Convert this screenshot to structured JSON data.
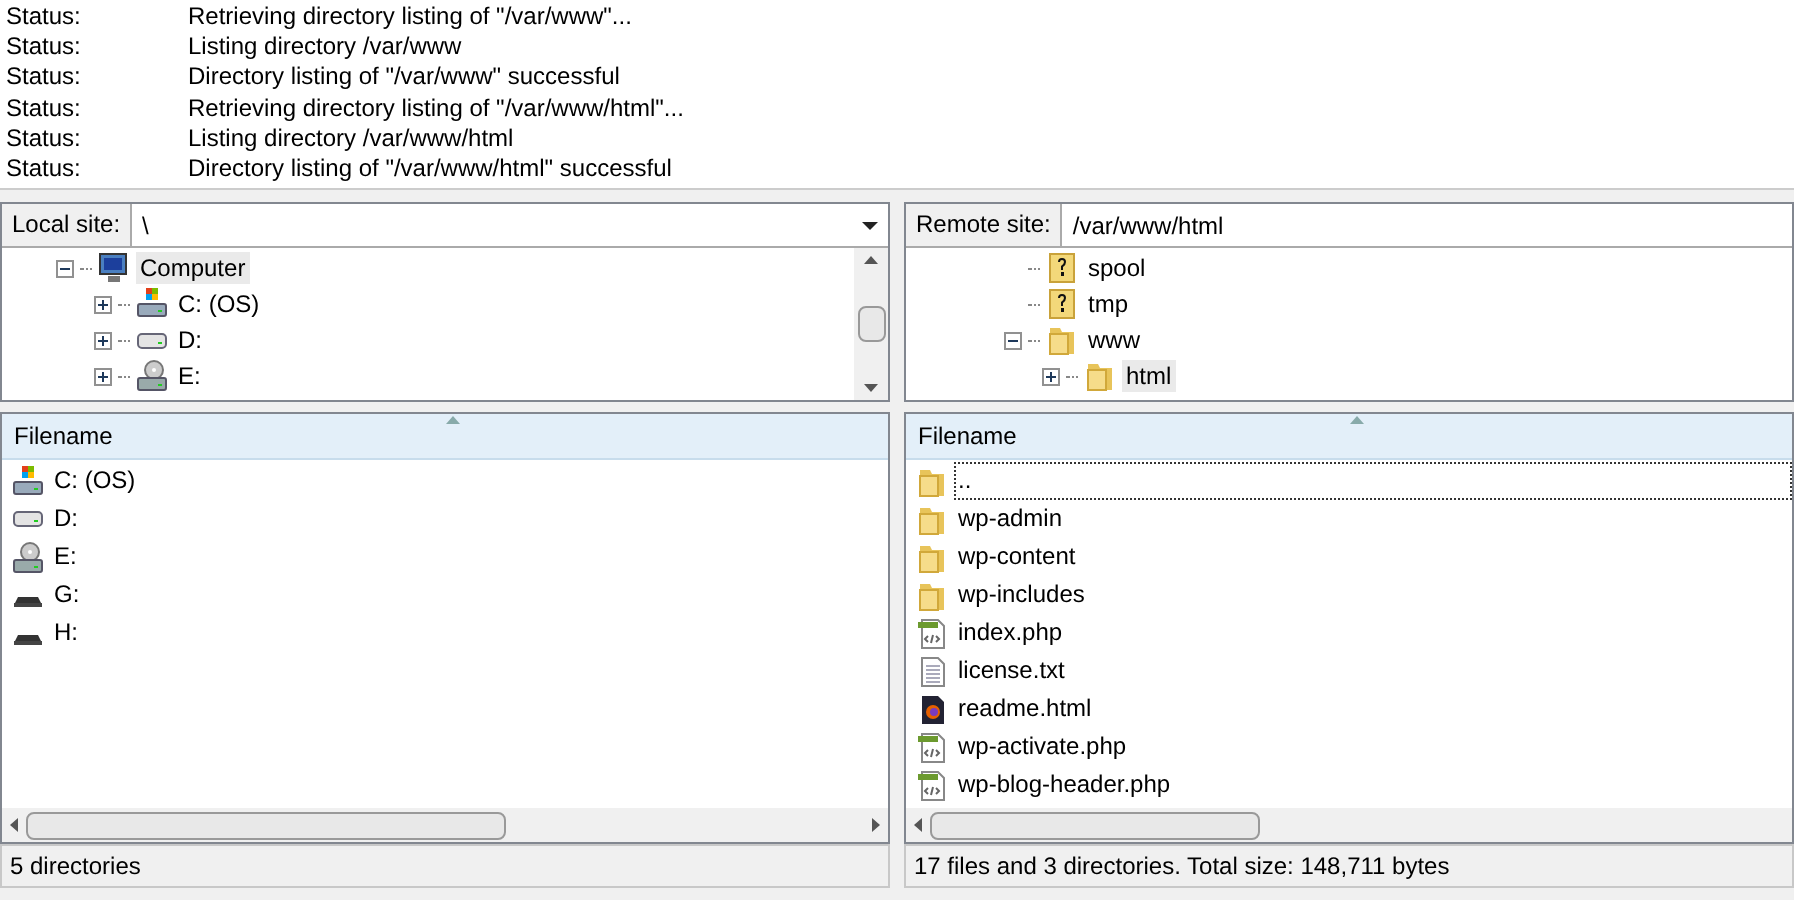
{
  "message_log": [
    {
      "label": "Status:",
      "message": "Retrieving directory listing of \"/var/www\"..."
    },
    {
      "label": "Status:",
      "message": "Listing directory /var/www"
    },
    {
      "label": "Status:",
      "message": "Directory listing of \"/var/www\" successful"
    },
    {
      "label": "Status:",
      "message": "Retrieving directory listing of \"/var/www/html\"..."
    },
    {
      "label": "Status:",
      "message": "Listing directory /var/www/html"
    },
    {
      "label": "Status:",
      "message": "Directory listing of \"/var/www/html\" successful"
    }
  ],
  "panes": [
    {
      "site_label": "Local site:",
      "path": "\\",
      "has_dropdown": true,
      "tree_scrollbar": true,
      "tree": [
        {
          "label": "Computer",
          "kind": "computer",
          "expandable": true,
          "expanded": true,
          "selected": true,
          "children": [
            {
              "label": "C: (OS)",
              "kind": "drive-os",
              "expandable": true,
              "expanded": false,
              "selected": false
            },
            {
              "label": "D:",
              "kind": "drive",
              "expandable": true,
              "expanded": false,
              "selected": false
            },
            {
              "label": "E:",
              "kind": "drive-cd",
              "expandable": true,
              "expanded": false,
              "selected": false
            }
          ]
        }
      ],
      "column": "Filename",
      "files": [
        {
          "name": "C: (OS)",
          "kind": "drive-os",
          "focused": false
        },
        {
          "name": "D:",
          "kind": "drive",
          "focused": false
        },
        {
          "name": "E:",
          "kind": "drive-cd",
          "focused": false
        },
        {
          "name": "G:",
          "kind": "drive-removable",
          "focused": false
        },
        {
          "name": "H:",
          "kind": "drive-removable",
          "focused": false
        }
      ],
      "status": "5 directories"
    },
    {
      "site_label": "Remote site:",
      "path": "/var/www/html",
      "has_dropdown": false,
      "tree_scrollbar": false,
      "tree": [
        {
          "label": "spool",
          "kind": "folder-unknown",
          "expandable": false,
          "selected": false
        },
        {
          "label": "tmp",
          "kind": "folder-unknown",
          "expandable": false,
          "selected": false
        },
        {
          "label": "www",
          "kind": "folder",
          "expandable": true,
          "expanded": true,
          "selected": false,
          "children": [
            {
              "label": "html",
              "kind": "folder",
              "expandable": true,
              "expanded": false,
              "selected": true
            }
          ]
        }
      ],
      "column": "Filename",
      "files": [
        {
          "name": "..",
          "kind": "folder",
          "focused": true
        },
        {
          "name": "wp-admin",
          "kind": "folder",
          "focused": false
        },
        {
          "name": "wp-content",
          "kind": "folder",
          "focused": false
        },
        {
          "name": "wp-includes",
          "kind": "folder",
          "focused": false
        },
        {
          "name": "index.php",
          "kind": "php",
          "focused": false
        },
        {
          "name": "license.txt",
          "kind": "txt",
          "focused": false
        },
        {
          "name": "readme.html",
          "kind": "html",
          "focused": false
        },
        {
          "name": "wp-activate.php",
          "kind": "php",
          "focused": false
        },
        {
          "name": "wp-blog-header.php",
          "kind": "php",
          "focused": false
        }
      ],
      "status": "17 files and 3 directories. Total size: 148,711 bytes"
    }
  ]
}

▬▬▬▬▬▬

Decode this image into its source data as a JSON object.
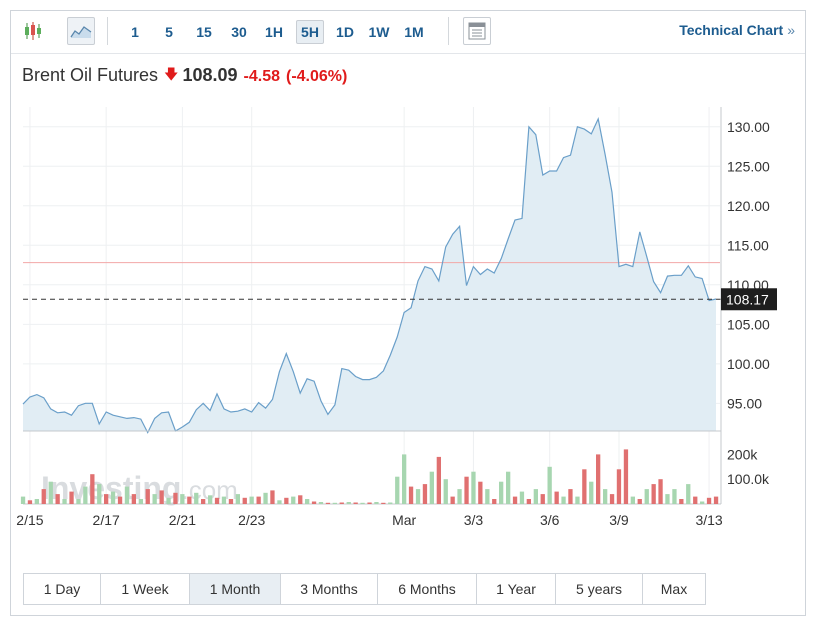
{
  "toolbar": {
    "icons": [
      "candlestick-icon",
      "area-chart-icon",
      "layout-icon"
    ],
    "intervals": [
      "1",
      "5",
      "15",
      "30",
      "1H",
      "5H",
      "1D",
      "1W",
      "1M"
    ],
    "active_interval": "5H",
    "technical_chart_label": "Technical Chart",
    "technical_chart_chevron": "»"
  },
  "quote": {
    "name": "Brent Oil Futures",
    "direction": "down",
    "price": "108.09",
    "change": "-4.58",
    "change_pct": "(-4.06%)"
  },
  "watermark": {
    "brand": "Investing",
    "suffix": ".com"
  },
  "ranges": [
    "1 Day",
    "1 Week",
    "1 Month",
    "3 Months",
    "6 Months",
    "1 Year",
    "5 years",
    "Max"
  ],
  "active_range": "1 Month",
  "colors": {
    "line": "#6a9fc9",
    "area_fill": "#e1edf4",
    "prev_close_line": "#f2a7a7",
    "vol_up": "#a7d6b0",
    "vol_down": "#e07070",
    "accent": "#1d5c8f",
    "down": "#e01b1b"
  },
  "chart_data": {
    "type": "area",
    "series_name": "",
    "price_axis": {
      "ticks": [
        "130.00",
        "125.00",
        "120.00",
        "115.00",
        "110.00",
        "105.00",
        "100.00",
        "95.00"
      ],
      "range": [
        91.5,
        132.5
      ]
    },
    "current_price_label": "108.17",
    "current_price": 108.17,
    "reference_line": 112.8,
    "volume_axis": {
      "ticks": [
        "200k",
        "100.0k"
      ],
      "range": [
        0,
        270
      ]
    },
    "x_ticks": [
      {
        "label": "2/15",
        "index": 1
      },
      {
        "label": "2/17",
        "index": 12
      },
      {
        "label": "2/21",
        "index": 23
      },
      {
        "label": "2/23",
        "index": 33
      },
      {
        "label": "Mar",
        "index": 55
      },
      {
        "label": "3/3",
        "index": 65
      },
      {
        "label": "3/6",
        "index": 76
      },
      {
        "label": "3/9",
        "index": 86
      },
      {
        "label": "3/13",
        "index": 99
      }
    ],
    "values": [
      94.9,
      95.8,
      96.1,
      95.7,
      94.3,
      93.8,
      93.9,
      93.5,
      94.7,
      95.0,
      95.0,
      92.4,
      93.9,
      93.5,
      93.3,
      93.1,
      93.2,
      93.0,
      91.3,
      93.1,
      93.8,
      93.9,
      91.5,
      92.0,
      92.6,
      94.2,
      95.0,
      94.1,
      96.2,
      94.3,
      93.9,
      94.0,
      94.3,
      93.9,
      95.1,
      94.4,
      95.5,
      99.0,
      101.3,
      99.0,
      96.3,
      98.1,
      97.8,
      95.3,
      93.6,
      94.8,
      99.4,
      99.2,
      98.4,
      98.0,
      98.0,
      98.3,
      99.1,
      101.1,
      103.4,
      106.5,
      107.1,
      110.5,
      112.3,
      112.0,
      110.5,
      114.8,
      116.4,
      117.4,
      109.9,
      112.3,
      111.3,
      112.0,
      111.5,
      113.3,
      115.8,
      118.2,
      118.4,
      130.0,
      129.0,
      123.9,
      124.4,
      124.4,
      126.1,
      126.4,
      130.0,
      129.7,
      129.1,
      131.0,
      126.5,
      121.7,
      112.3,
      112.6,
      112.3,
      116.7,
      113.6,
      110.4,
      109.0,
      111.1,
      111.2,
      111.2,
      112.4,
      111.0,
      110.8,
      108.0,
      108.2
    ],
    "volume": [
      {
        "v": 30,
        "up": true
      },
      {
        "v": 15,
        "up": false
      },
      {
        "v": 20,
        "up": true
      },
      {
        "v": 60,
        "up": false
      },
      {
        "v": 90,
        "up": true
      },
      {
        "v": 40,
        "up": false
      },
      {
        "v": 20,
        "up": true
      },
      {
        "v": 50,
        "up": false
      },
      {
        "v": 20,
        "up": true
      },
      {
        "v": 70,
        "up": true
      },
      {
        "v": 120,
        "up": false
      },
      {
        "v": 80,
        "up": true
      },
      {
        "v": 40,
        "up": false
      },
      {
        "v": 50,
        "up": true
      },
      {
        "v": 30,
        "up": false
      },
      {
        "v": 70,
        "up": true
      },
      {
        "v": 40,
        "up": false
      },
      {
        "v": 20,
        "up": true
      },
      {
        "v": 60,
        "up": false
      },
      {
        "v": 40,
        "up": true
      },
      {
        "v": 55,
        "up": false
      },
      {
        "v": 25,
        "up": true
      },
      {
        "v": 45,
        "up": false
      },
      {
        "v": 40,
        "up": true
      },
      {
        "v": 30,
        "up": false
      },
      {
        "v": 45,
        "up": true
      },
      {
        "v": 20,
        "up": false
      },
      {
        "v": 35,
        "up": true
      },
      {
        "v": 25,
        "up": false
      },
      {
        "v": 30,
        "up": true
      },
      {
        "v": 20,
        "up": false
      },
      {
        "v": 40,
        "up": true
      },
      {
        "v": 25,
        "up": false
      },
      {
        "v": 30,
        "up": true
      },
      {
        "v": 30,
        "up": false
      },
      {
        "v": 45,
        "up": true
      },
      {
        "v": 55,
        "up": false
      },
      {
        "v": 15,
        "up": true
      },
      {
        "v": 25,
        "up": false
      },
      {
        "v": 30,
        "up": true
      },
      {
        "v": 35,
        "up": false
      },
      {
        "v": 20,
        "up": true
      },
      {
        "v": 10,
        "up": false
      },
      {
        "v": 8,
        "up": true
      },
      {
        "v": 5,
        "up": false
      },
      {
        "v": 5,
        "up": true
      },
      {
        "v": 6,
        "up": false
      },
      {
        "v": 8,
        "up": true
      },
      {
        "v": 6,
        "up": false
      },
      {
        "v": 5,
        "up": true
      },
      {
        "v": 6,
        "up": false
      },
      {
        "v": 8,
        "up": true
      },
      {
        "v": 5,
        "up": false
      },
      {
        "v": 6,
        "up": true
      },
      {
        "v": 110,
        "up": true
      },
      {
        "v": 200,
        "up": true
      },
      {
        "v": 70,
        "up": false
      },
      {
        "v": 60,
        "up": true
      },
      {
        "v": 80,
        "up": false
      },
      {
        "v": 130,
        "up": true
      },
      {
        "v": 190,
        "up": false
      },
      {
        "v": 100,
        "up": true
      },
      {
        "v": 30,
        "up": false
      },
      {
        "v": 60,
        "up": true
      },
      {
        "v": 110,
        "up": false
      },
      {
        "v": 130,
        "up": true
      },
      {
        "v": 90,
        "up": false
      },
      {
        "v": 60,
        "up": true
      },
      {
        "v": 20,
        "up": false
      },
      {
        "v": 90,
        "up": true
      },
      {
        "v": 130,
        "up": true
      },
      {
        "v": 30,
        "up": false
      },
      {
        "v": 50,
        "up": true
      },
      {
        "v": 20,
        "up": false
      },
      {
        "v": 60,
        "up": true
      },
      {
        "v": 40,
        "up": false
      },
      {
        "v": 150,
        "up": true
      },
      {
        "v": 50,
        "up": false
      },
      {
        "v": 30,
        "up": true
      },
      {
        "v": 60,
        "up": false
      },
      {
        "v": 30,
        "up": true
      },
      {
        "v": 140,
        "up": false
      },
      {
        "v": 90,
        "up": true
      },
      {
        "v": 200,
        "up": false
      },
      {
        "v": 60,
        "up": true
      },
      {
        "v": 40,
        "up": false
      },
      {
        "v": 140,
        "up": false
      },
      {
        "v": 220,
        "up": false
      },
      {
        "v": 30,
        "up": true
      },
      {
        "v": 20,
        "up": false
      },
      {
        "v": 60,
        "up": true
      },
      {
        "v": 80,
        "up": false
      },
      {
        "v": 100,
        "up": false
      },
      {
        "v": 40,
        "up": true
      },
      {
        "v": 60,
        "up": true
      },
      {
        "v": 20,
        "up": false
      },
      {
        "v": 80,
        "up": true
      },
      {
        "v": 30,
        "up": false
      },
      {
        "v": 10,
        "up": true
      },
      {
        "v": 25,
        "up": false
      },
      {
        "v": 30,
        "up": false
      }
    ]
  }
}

▬▬▬▬▬▬

◆ **The problem**
Show every line that contains the word "this".

◆ **Output below**
Convert this screenshot to structured JSON data.
Decode this image into its source data as a JSON object.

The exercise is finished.